▸ **WHAT TO PRODUCE**: Omit every picture, then give all the entries again exactly.

▸ **MATERIAL SHOWN**:
──────────────────────────────

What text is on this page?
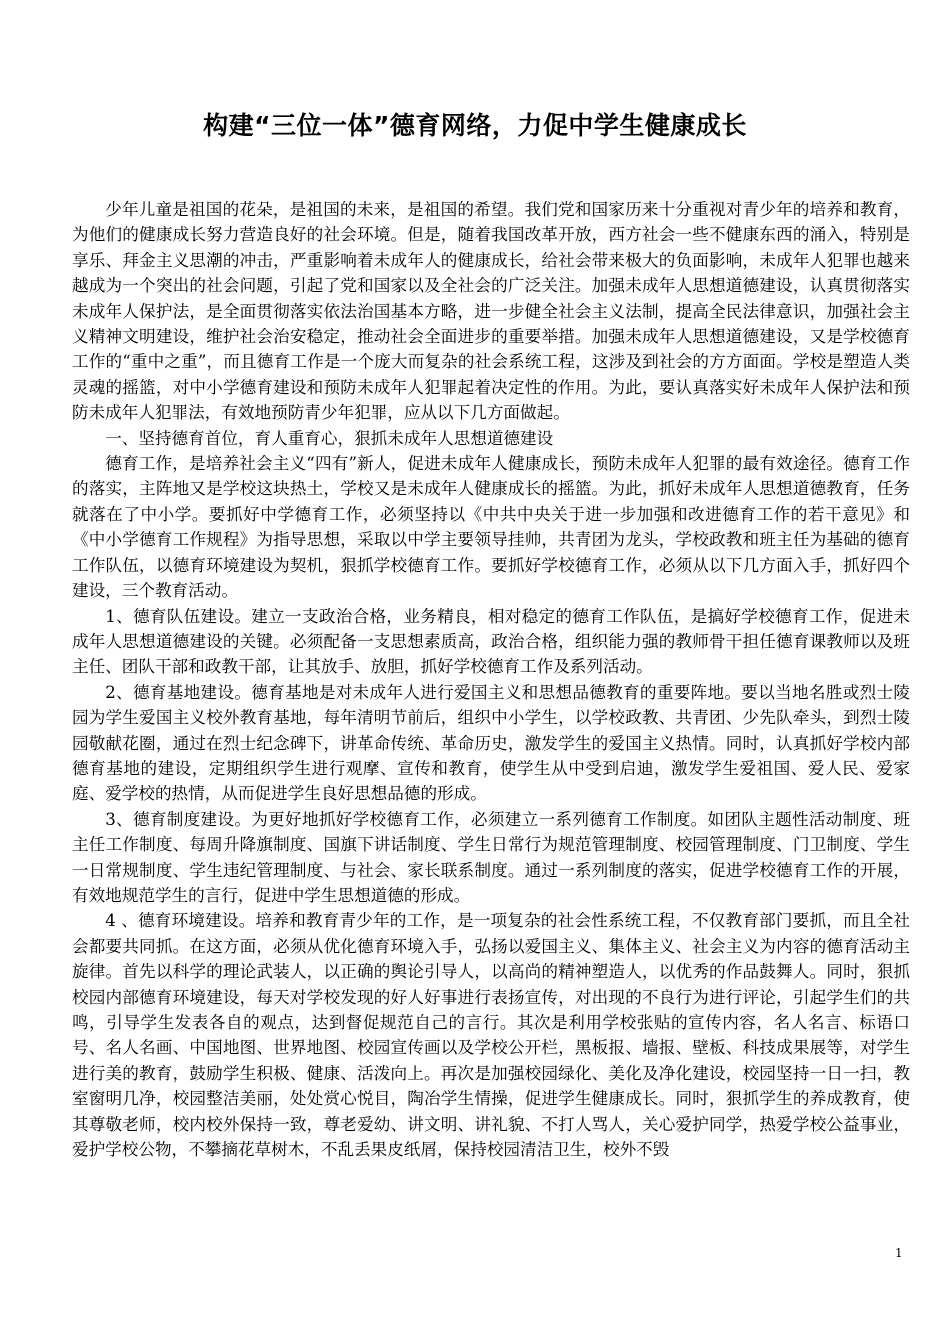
构建“三位一体”德育网络，力促中学生健康成长

少年儿童是祖国的花朵，是祖国的未来，是祖国的希望。我们党和国家历来十分重视对青少年的培养和教育，为他们的健康成长努力营造良好的社会环境。但是，随着我国改革开放，西方社会一些不健康东西的涌入，特别是享乐、拜金主义思潮的冲击，严重影响着未成年人的健康成长，给社会带来极大的负面影响，未成年人犯罪也越来越成为一个突出的社会问题，引起了党和国家以及全社会的广泛关注。加强未成年人思想道德建设，认真贯彻落实未成年人保护法，是全面贯彻落实依法治国基本方略，进一步健全社会主义法制，提高全民法律意识，加强社会主义精神文明建设，维护社会治安稳定，推动社会全面进步的重要举措。加强未成年人思想道德建设，又是学校德育工作的“重中之重”，而且德育工作是一个庞大而复杂的社会系统工程，这涉及到社会的方方面面。学校是塑造人类灵魂的摇篮，对中小学德育建设和预防未成年人犯罪起着决定性的作用。为此，要认真落实好未成年人保护法和预防未成年人犯罪法，有效地预防青少年犯罪，应从以下几方面做起。

一、坚持德育首位，育人重育心，狠抓未成年人思想道德建设

德育工作，是培养社会主义“四有”新人，促进未成年人健康成长，预防未成年人犯罪的最有效途径。德育工作的落实，主阵地又是学校这块热土，学校又是未成年人健康成长的摇篮。为此，抓好未成年人思想道德教育，任务就落在了中小学。要抓好中学德育工作，必须坚持以《中共中央关于进一步加强和改进德育工作的若干意见》和《中小学德育工作规程》为指导思想，采取以中学主要领导挂帅，共青团为龙头，学校政教和班主任为基础的德育工作队伍，以德育环境建设为契机，狠抓学校德育工作。要抓好学校德育工作，必须从以下几方面入手，抓好四个建设，三个教育活动。

1、德育队伍建设。建立一支政治合格，业务精良，相对稳定的德育工作队伍，是搞好学校德育工作，促进未成年人思想道德建设的关键。必须配备一支思想素质高，政治合格，组织能力强的教师骨干担任德育课教师以及班主任、团队干部和政教干部，让其放手、放胆，抓好学校德育工作及系列活动。

2、德育基地建设。德育基地是对未成年人进行爱国主义和思想品德教育的重要阵地。要以当地名胜或烈士陵园为学生爱国主义校外教育基地，每年清明节前后，组织中小学生，以学校政教、共青团、少先队牵头，到烈士陵园敬献花圈，通过在烈士纪念碑下，讲革命传统、革命历史，激发学生的爱国主义热情。同时，认真抓好学校内部德育基地的建设，定期组织学生进行观摩、宣传和教育，使学生从中受到启迪，激发学生爱祖国、爱人民、爱家庭、爱学校的热情，从而促进学生良好思想品德的形成。

3、德育制度建设。为更好地抓好学校德育工作，必须建立一系列德育工作制度。如团队主题性活动制度、班主任工作制度、每周升降旗制度、国旗下讲话制度、学生日常行为规范管理制度、校园管理制度、门卫制度、学生一日常规制度、学生违纪管理制度、与社会、家长联系制度。通过一系列制度的落实，促进学校德育工作的开展，有效地规范学生的言行，促进中学生思想道德的形成。

4 、德育环境建设。培养和教育青少年的工作，是一项复杂的社会性系统工程，不仅教育部门要抓，而且全社会都要共同抓。在这方面，必须从优化德育环境入手，弘扬以爱国主义、集体主义、社会主义为内容的德育活动主旋律。首先以科学的理论武装人，以正确的舆论引导人，以高尚的精神塑造人，以优秀的作品鼓舞人。同时，狠抓校园内部德育环境建设，每天对学校发现的好人好事进行表扬宣传，对出现的不良行为进行评论，引起学生们的共鸣，引导学生发表各自的观点，达到督促规范自己的言行。其次是利用学校张贴的宣传内容，名人名言、标语口号、名人名画、中国地图、世界地图、校园宣传画以及学校公开栏，黑板报、墙报、壁板、科技成果展等，对学生进行美的教育，鼓励学生积极、健康、活泼向上。再次是加强校园绿化、美化及净化建设，校园坚持一日一扫，教室窗明几净，校园整洁美丽，处处赏心悦目，陶冶学生情操，促进学生健康成长。同时，狠抓学生的养成教育，使其尊敬老师，校内校外保持一致，尊老爱幼、讲文明、讲礼貌、不打人骂人，关心爱护同学，热爱学校公益事业，爱护学校公物，不攀摘花草树木，不乱丢果皮纸屑，保持校园清洁卫生，校外不毁

1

──────────────────────────────

▸ **WORKED ANSWER**:
What text is on this page?
构建“三位一体”德育网络，力促中学生健康成长

少年儿童是祖国的花朵，是祖国的未来，是祖国的希望。我们党和国家历来十分重视对青少年的培养和教育，为他们的健康成长努力营造良好的社会环境。但是，随着我国改革开放，西方社会一些不健康东西的涌入，特别是享乐、拜金主义思潮的冲击，严重影响着未成年人的健康成长，给社会带来极大的负面影响，未成年人犯罪也越来越成为一个突出的社会问题，引起了党和国家以及全社会的广泛关注。加强未成年人思想道德建设，认真贯彻落实未成年人保护法，是全面贯彻落实依法治国基本方略，进一步健全社会主义法制，提高全民法律意识，加强社会主义精神文明建设，维护社会治安稳定，推动社会全面进步的重要举措。加强未成年人思想道德建设，又是学校德育工作的“重中之重”，而且德育工作是一个庞大而复杂的社会系统工程，这涉及到社会的方方面面。学校是塑造人类灵魂的摇篮，对中小学德育建设和预防未成年人犯罪起着决定性的作用。为此，要认真落实好未成年人保护法和预防未成年人犯罪法，有效地预防青少年犯罪，应从以下几方面做起。

一、坚持德育首位，育人重育心，狠抓未成年人思想道德建设

德育工作，是培养社会主义“四有”新人，促进未成年人健康成长，预防未成年人犯罪的最有效途径。德育工作的落实，主阵地又是学校这块热土，学校又是未成年人健康成长的摇篮。为此，抓好未成年人思想道德教育，任务就落在了中小学。要抓好中学德育工作，必须坚持以《中共中央关于进一步加强和改进德育工作的若干意见》和《中小学德育工作规程》为指导思想，采取以中学主要领导挂帅，共青团为龙头，学校政教和班主任为基础的德育工作队伍，以德育环境建设为契机，狠抓学校德育工作。要抓好学校德育工作，必须从以下几方面入手，抓好四个建设，三个教育活动。

1、德育队伍建设。建立一支政治合格，业务精良，相对稳定的德育工作队伍，是搞好学校德育工作，促进未成年人思想道德建设的关键。必须配备一支思想素质高，政治合格，组织能力强的教师骨干担任德育课教师以及班主任、团队干部和政教干部，让其放手、放胆，抓好学校德育工作及系列活动。

2、德育基地建设。德育基地是对未成年人进行爱国主义和思想品德教育的重要阵地。要以当地名胜或烈士陵园为学生爱国主义校外教育基地，每年清明节前后，组织中小学生，以学校政教、共青团、少先队牵头，到烈士陵园敬献花圈，通过在烈士纪念碑下，讲革命传统、革命历史，激发学生的爱国主义热情。同时，认真抓好学校内部德育基地的建设，定期组织学生进行观摩、宣传和教育，使学生从中受到启迪，激发学生爱祖国、爱人民、爱家庭、爱学校的热情，从而促进学生良好思想品德的形成。

3、德育制度建设。为更好地抓好学校德育工作，必须建立一系列德育工作制度。如团队主题性活动制度、班主任工作制度、每周升降旗制度、国旗下讲话制度、学生日常行为规范管理制度、校园管理制度、门卫制度、学生一日常规制度、学生违纪管理制度、与社会、家长联系制度。通过一系列制度的落实，促进学校德育工作的开展，有效地规范学生的言行，促进中学生思想道德的形成。

4 、德育环境建设。培养和教育青少年的工作，是一项复杂的社会性系统工程，不仅教育部门要抓，而且全社会都要共同抓。在这方面，必须从优化德育环境入手，弘扬以爱国主义、集体主义、社会主义为内容的德育活动主旋律。首先以科学的理论武装人，以正确的舆论引导人，以高尚的精神塑造人，以优秀的作品鼓舞人。同时，狠抓校园内部德育环境建设，每天对学校发现的好人好事进行表扬宣传，对出现的不良行为进行评论，引起学生们的共鸣，引导学生发表各自的观点，达到督促规范自己的言行。其次是利用学校张贴的宣传内容，名人名言、标语口号、名人名画、中国地图、世界地图、校园宣传画以及学校公开栏，黑板报、墙报、壁板、科技成果展等，对学生进行美的教育，鼓励学生积极、健康、活泼向上。再次是加强校园绿化、美化及净化建设，校园坚持一日一扫，教室窗明几净，校园整洁美丽，处处赏心悦目，陶冶学生情操，促进学生健康成长。同时，狠抓学生的养成教育，使其尊敬老师，校内校外保持一致，尊老爱幼、讲文明、讲礼貌、不打人骂人，关心爱护同学，热爱学校公益事业，爱护学校公物，不攀摘花草树木，不乱丢果皮纸屑，保持校园清洁卫生，校外不毁

1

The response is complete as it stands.